Dataset excerpt:
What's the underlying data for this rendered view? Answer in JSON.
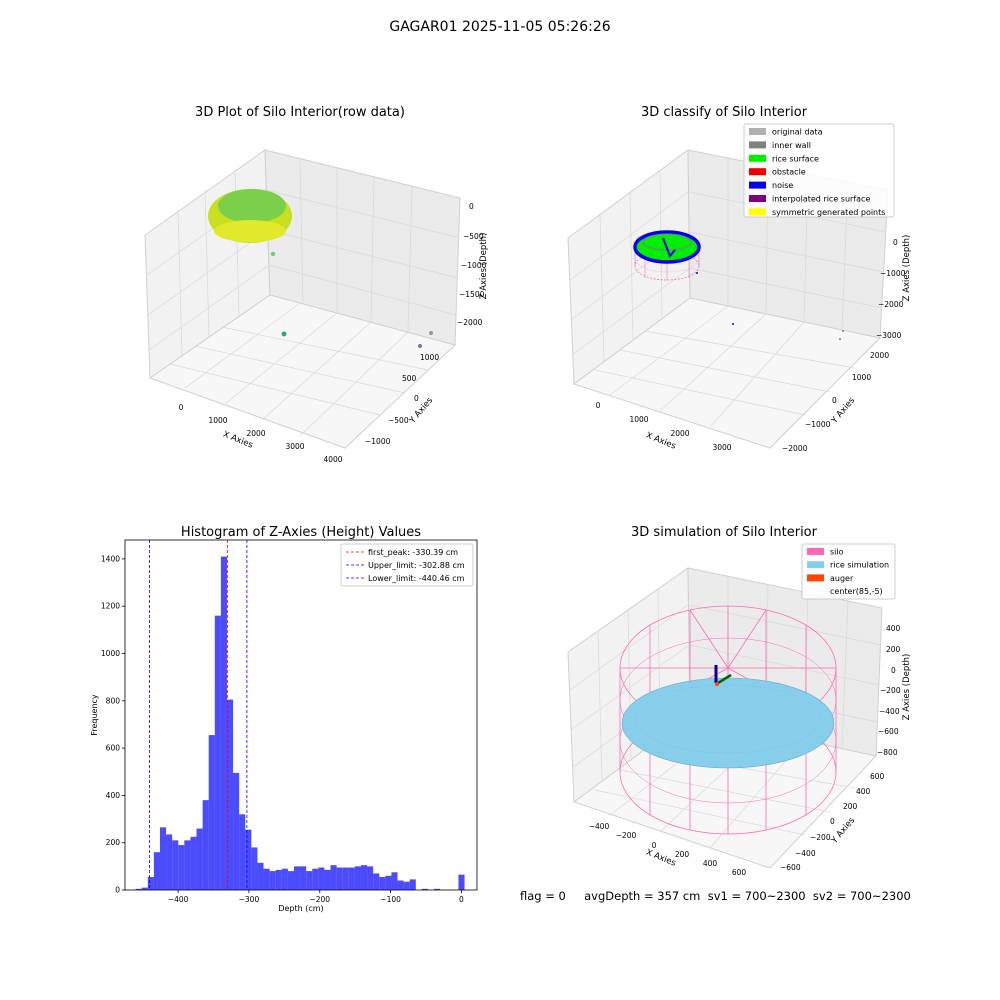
{
  "suptitle": "GAGAR01 2025-11-05 05:26:26",
  "panels": {
    "raw": {
      "title": "3D Plot of Silo Interior(row data)",
      "xlabel": "X Axies",
      "ylabel": "Y Axies",
      "zlabel": "Z Axies (Depth)",
      "xticks": [
        "0",
        "1000",
        "2000",
        "3000",
        "4000"
      ],
      "yticks": [
        "−1000",
        "−500",
        "0",
        "500",
        "1000"
      ],
      "zticks": [
        "0",
        "−500",
        "−1000",
        "−1500",
        "−2000"
      ]
    },
    "classify": {
      "title": "3D classify of Silo Interior",
      "xlabel": "X Axies",
      "ylabel": "Y Axies",
      "zlabel": "Z Axies (Depth)",
      "xticks": [
        "0",
        "1000",
        "2000",
        "3000"
      ],
      "yticks": [
        "−2000",
        "−1000",
        "0",
        "1000",
        "2000"
      ],
      "zticks": [
        "0",
        "−1000",
        "−2000",
        "−3000"
      ],
      "legend": [
        {
          "label": "original data",
          "color": "#b0b0b0"
        },
        {
          "label": "inner wall",
          "color": "#808080"
        },
        {
          "label": "rice surface",
          "color": "#00ee00"
        },
        {
          "label": "obstacle",
          "color": "#ee0000"
        },
        {
          "label": "noise",
          "color": "#0000ee"
        },
        {
          "label": "interpolated rice surface",
          "color": "#800080"
        },
        {
          "label": "symmetric generated points",
          "color": "#ffff00"
        }
      ]
    },
    "sim": {
      "title": "3D simulation of Silo Interior",
      "xlabel": "X Axies",
      "ylabel": "Y Axies",
      "zlabel": "Z Axies (Depth)",
      "xticks": [
        "−400",
        "−200",
        "0",
        "200",
        "400",
        "600"
      ],
      "yticks": [
        "−600",
        "−400",
        "−200",
        "0",
        "200",
        "400",
        "600"
      ],
      "zticks": [
        "400",
        "200",
        "0",
        "−200",
        "−400",
        "−600",
        "−800"
      ],
      "legend": [
        {
          "label": "silo",
          "color": "#ff69b4"
        },
        {
          "label": "rice simulation",
          "color": "#87ceeb"
        },
        {
          "label": "auger",
          "color": "#ff4500"
        },
        {
          "label": "center(85,-5)",
          "color": "#ffffff"
        }
      ]
    }
  },
  "status_line": "flag = 0     avgDepth = 357 cm  sv1 = 700~2300  sv2 = 700~2300",
  "chart_data": {
    "type": "bar",
    "title": "Histogram of Z-Axies (Height) Values",
    "xlabel": "Depth (cm)",
    "ylabel": "Frequency",
    "xlim": [
      -475,
      22
    ],
    "ylim": [
      0,
      1480
    ],
    "xticks": [
      -400,
      -300,
      -200,
      -100,
      0
    ],
    "yticks": [
      0,
      200,
      400,
      600,
      800,
      1000,
      1200,
      1400
    ],
    "bin_width": 8.6,
    "bin_starts": [
      -460,
      -451.4,
      -442.8,
      -434.2,
      -425.6,
      -417,
      -408.4,
      -399.8,
      -391.2,
      -382.6,
      -374,
      -365.4,
      -356.8,
      -348.2,
      -339.6,
      -331,
      -322.4,
      -313.8,
      -305.2,
      -296.6,
      -288,
      -279.4,
      -270.8,
      -262.2,
      -253.6,
      -245,
      -236.4,
      -227.8,
      -219.2,
      -210.6,
      -202,
      -193.4,
      -184.8,
      -176.2,
      -167.6,
      -159,
      -150.4,
      -141.8,
      -133.2,
      -124.6,
      -116,
      -107.4,
      -98.8,
      -90.2,
      -81.6,
      -73,
      -64.4,
      -55.8,
      -47.2,
      -38.6,
      -30,
      -21.4,
      -12.8,
      -4.2
    ],
    "values": [
      5,
      10,
      55,
      160,
      265,
      235,
      210,
      190,
      210,
      225,
      260,
      380,
      655,
      1160,
      1410,
      805,
      495,
      320,
      255,
      180,
      115,
      90,
      80,
      85,
      90,
      80,
      100,
      100,
      80,
      90,
      95,
      85,
      105,
      95,
      95,
      95,
      100,
      105,
      100,
      70,
      55,
      60,
      75,
      40,
      35,
      45,
      0,
      5,
      0,
      5,
      0,
      0,
      0,
      65
    ],
    "lines": [
      {
        "label": "first_peak: -330.39 cm",
        "value": -330.39,
        "color": "#ff0000"
      },
      {
        "label": "Upper_limit: -302.88 cm",
        "value": -302.88,
        "color": "#0000ff"
      },
      {
        "label": "Lower_limit: -440.46 cm",
        "value": -440.46,
        "color": "#0000ff"
      }
    ]
  }
}
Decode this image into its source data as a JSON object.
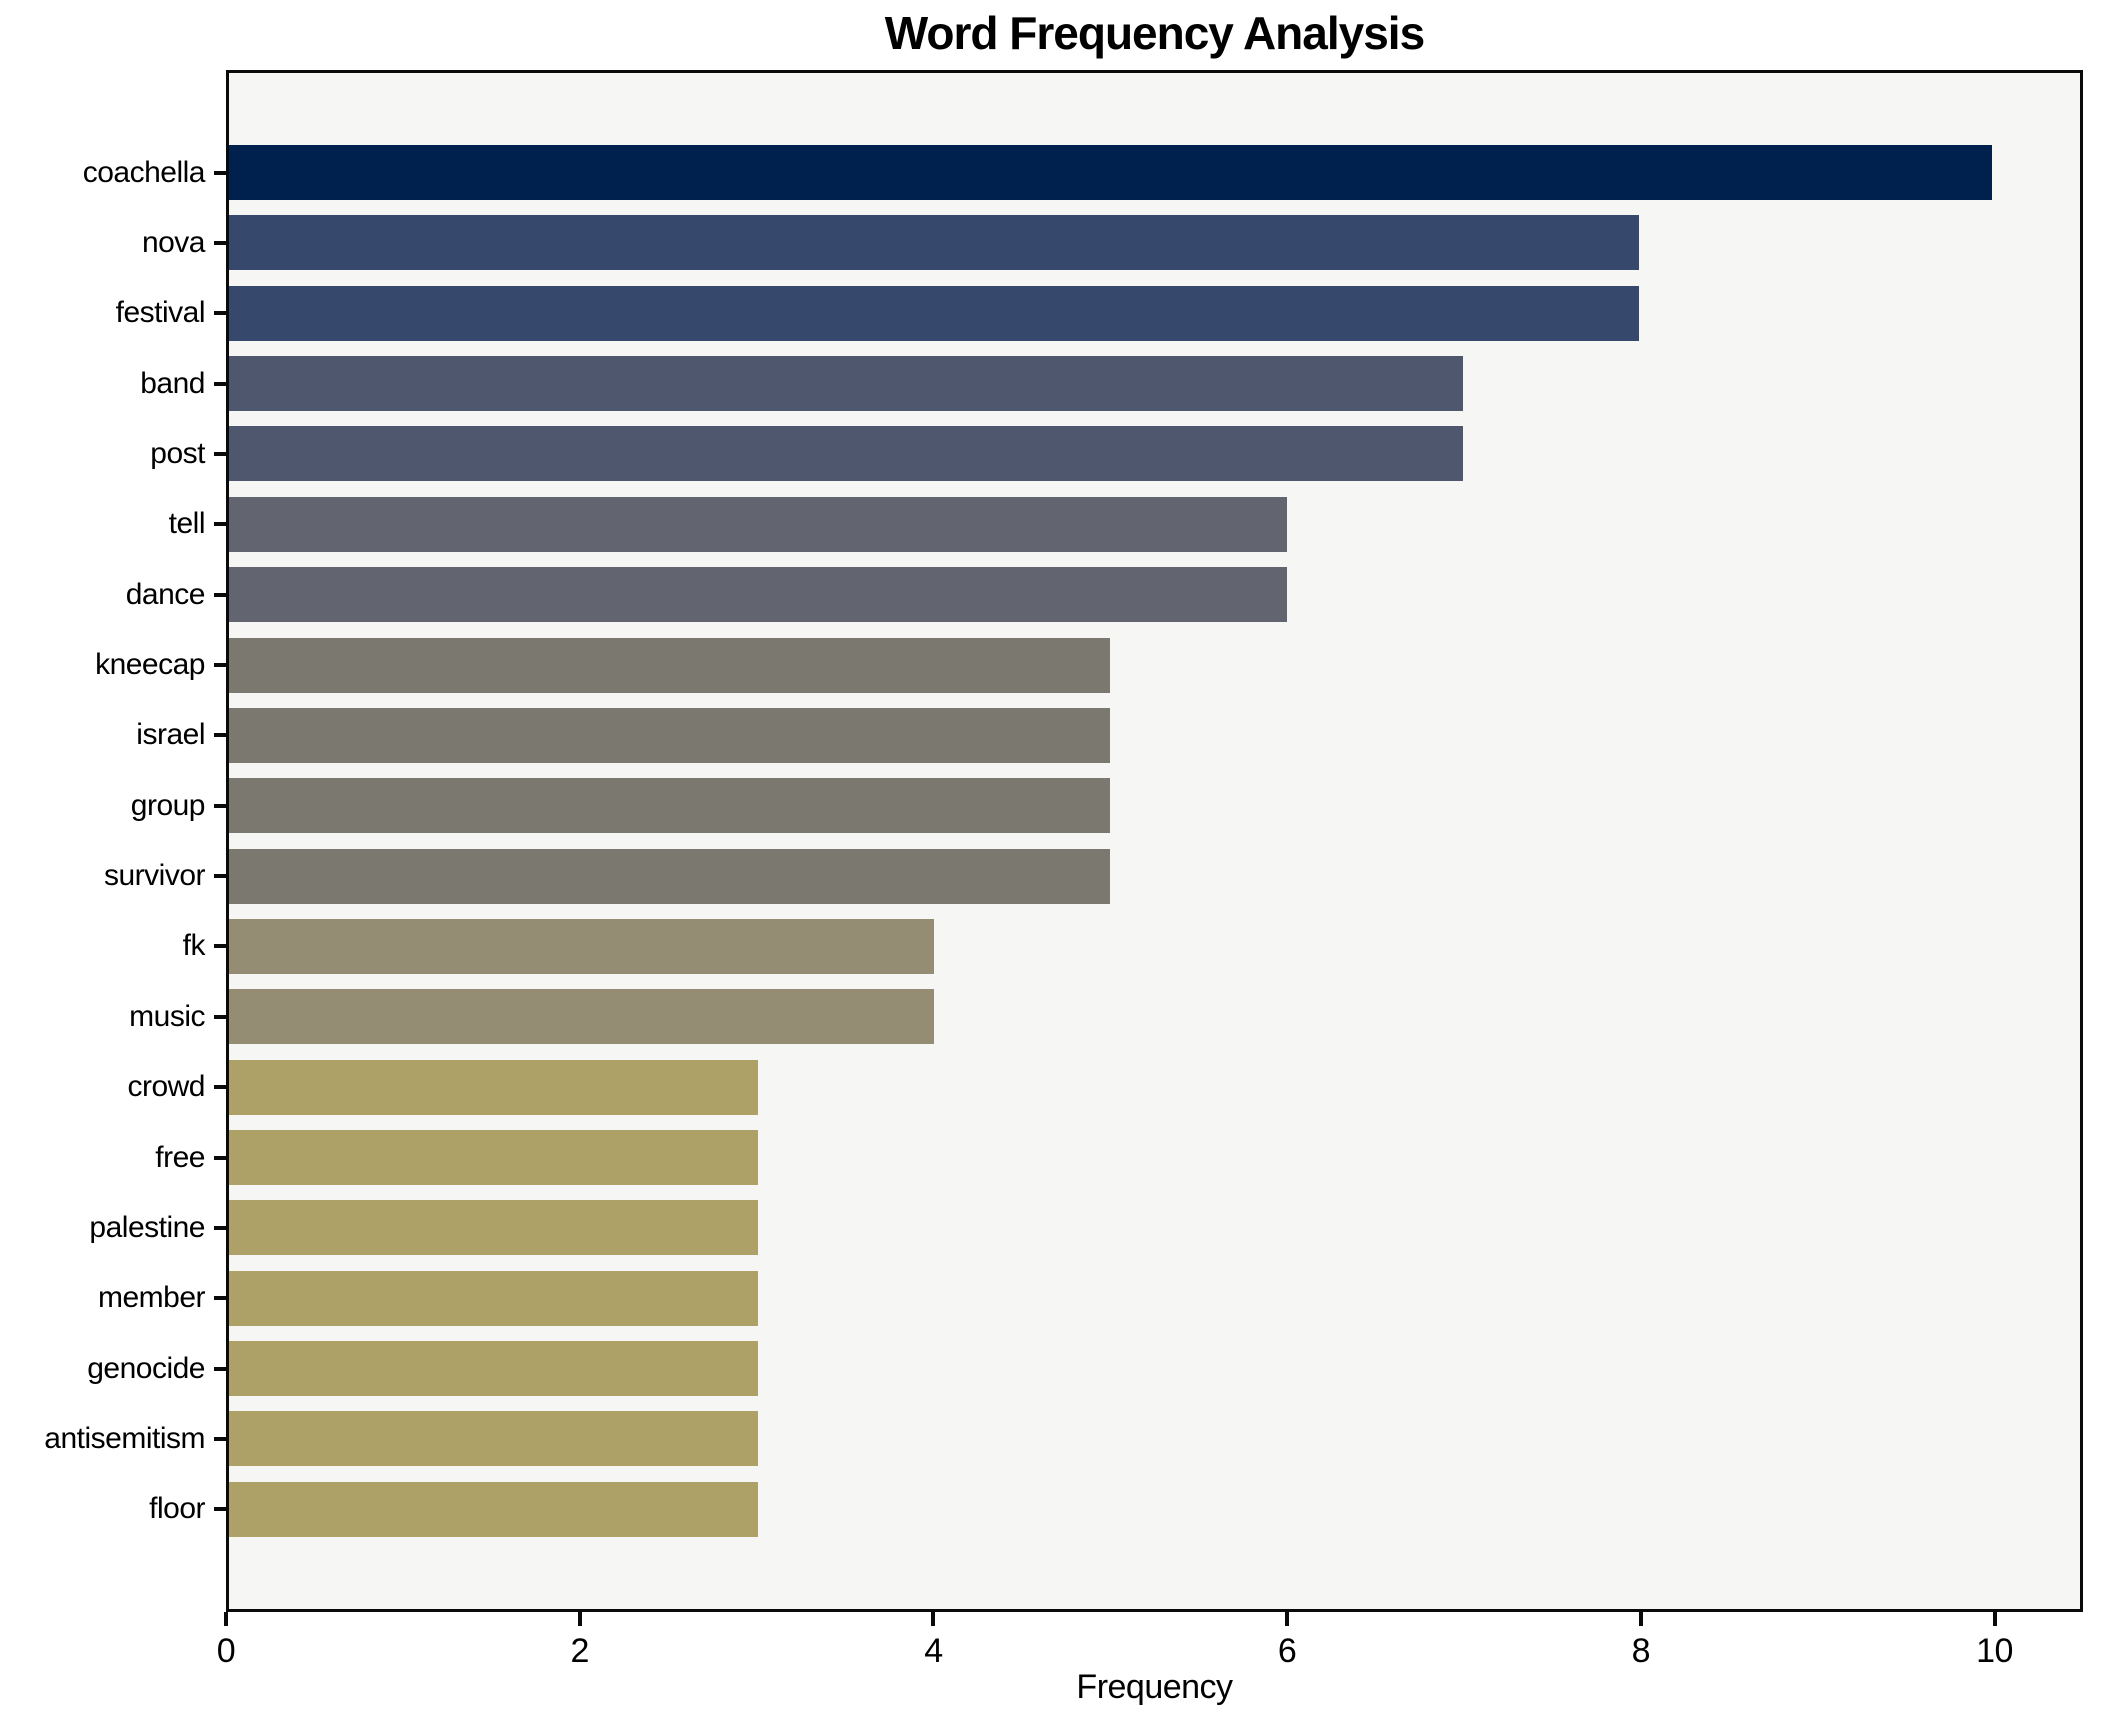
{
  "figure": {
    "background": "#ffffff",
    "plot_background": "#f6f6f5",
    "spine_color": "#0a0a0a",
    "text_color": "#000000"
  },
  "chart_data": {
    "type": "bar",
    "orientation": "horizontal",
    "title": "Word Frequency Analysis",
    "xlabel": "Frequency",
    "ylabel": "",
    "grid": false,
    "legend_position": "none",
    "xlim": [
      0,
      10.5
    ],
    "xticks": [
      "0",
      "2",
      "4",
      "6",
      "8",
      "10"
    ],
    "xtick_values": [
      0,
      2,
      4,
      6,
      8,
      10
    ],
    "categories": [
      "coachella",
      "nova",
      "festival",
      "band",
      "post",
      "tell",
      "dance",
      "kneecap",
      "israel",
      "group",
      "survivor",
      "fk",
      "music",
      "crowd",
      "free",
      "palestine",
      "member",
      "genocide",
      "antisemitism",
      "floor"
    ],
    "values": [
      10,
      8,
      8,
      7,
      7,
      6,
      6,
      5,
      5,
      5,
      5,
      4,
      4,
      3,
      3,
      3,
      3,
      3,
      3,
      3
    ],
    "bar_colors": [
      "#00204d",
      "#36486b",
      "#36486b",
      "#4f576e",
      "#4f576e",
      "#626570",
      "#626570",
      "#7b786f",
      "#7b786f",
      "#7b786f",
      "#7b786f",
      "#948d73",
      "#948d73",
      "#ada167",
      "#ada167",
      "#ada167",
      "#ada167",
      "#ada167",
      "#ada167",
      "#ada167"
    ]
  }
}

- [What the task asks]: Write out each entry exactly as given, omitting any picture.

- [Response]:
What's the underlying data for this rendered view? Answer in JSON.
{
  "suptitle": "GAGAR01 2025-11-05 05:26:26",
  "panels": {
    "raw": {
      "title": "3D Plot of Silo Interior(row data)",
      "xlabel": "X Axies",
      "ylabel": "Y Axies",
      "zlabel": "Z Axies (Depth)",
      "xticks": [
        "0",
        "1000",
        "2000",
        "3000",
        "4000"
      ],
      "yticks": [
        "−1000",
        "−500",
        "0",
        "500",
        "1000"
      ],
      "zticks": [
        "0",
        "−500",
        "−1000",
        "−1500",
        "−2000"
      ]
    },
    "classify": {
      "title": "3D classify of Silo Interior",
      "xlabel": "X Axies",
      "ylabel": "Y Axies",
      "zlabel": "Z Axies (Depth)",
      "xticks": [
        "0",
        "1000",
        "2000",
        "3000"
      ],
      "yticks": [
        "−2000",
        "−1000",
        "0",
        "1000",
        "2000"
      ],
      "zticks": [
        "0",
        "−1000",
        "−2000",
        "−3000"
      ],
      "legend": [
        {
          "label": "original data",
          "color": "#b0b0b0"
        },
        {
          "label": "inner wall",
          "color": "#808080"
        },
        {
          "label": "rice surface",
          "color": "#00ee00"
        },
        {
          "label": "obstacle",
          "color": "#ee0000"
        },
        {
          "label": "noise",
          "color": "#0000ee"
        },
        {
          "label": "interpolated rice surface",
          "color": "#800080"
        },
        {
          "label": "symmetric generated points",
          "color": "#ffff00"
        }
      ]
    },
    "sim": {
      "title": "3D simulation of Silo Interior",
      "xlabel": "X Axies",
      "ylabel": "Y Axies",
      "zlabel": "Z Axies (Depth)",
      "xticks": [
        "−400",
        "−200",
        "0",
        "200",
        "400",
        "600"
      ],
      "yticks": [
        "−600",
        "−400",
        "−200",
        "0",
        "200",
        "400",
        "600"
      ],
      "zticks": [
        "400",
        "200",
        "0",
        "−200",
        "−400",
        "−600",
        "−800"
      ],
      "legend": [
        {
          "label": "silo",
          "color": "#ff69b4"
        },
        {
          "label": "rice simulation",
          "color": "#87ceeb"
        },
        {
          "label": "auger",
          "color": "#ff4500"
        },
        {
          "label": "center(85,-5)",
          "color": "#ffffff"
        }
      ]
    }
  },
  "status_line": "flag = 0     avgDepth = 357 cm  sv1 = 700~2300  sv2 = 700~2300",
  "chart_data": {
    "type": "bar",
    "title": "Histogram of Z-Axies (Height) Values",
    "xlabel": "Depth (cm)",
    "ylabel": "Frequency",
    "xlim": [
      -475,
      22
    ],
    "ylim": [
      0,
      1480
    ],
    "xticks": [
      -400,
      -300,
      -200,
      -100,
      0
    ],
    "yticks": [
      0,
      200,
      400,
      600,
      800,
      1000,
      1200,
      1400
    ],
    "bin_width": 8.6,
    "bin_starts": [
      -460,
      -451.4,
      -442.8,
      -434.2,
      -425.6,
      -417,
      -408.4,
      -399.8,
      -391.2,
      -382.6,
      -374,
      -365.4,
      -356.8,
      -348.2,
      -339.6,
      -331,
      -322.4,
      -313.8,
      -305.2,
      -296.6,
      -288,
      -279.4,
      -270.8,
      -262.2,
      -253.6,
      -245,
      -236.4,
      -227.8,
      -219.2,
      -210.6,
      -202,
      -193.4,
      -184.8,
      -176.2,
      -167.6,
      -159,
      -150.4,
      -141.8,
      -133.2,
      -124.6,
      -116,
      -107.4,
      -98.8,
      -90.2,
      -81.6,
      -73,
      -64.4,
      -55.8,
      -47.2,
      -38.6,
      -30,
      -21.4,
      -12.8,
      -4.2
    ],
    "values": [
      5,
      10,
      55,
      160,
      265,
      235,
      210,
      190,
      210,
      225,
      260,
      380,
      655,
      1160,
      1410,
      805,
      495,
      320,
      255,
      180,
      115,
      90,
      80,
      85,
      90,
      80,
      100,
      100,
      80,
      90,
      95,
      85,
      105,
      95,
      95,
      95,
      100,
      105,
      100,
      70,
      55,
      60,
      75,
      40,
      35,
      45,
      0,
      5,
      0,
      5,
      0,
      0,
      0,
      65
    ],
    "lines": [
      {
        "label": "first_peak: -330.39 cm",
        "value": -330.39,
        "color": "#ff0000"
      },
      {
        "label": "Upper_limit: -302.88 cm",
        "value": -302.88,
        "color": "#0000ff"
      },
      {
        "label": "Lower_limit: -440.46 cm",
        "value": -440.46,
        "color": "#0000ff"
      }
    ]
  }
}
Decode this image into its source data as a JSON object.
{
  "figure": {
    "background": "#ffffff",
    "plot_background": "#f6f6f5",
    "spine_color": "#0a0a0a",
    "text_color": "#000000"
  },
  "chart_data": {
    "type": "bar",
    "orientation": "horizontal",
    "title": "Word Frequency Analysis",
    "xlabel": "Frequency",
    "ylabel": "",
    "grid": false,
    "legend_position": "none",
    "xlim": [
      0,
      10.5
    ],
    "xticks": [
      "0",
      "2",
      "4",
      "6",
      "8",
      "10"
    ],
    "xtick_values": [
      0,
      2,
      4,
      6,
      8,
      10
    ],
    "categories": [
      "coachella",
      "nova",
      "festival",
      "band",
      "post",
      "tell",
      "dance",
      "kneecap",
      "israel",
      "group",
      "survivor",
      "fk",
      "music",
      "crowd",
      "free",
      "palestine",
      "member",
      "genocide",
      "antisemitism",
      "floor"
    ],
    "values": [
      10,
      8,
      8,
      7,
      7,
      6,
      6,
      5,
      5,
      5,
      5,
      4,
      4,
      3,
      3,
      3,
      3,
      3,
      3,
      3
    ],
    "bar_colors": [
      "#00204d",
      "#36486b",
      "#36486b",
      "#4f576e",
      "#4f576e",
      "#626570",
      "#626570",
      "#7b786f",
      "#7b786f",
      "#7b786f",
      "#7b786f",
      "#948d73",
      "#948d73",
      "#ada167",
      "#ada167",
      "#ada167",
      "#ada167",
      "#ada167",
      "#ada167",
      "#ada167"
    ]
  }
}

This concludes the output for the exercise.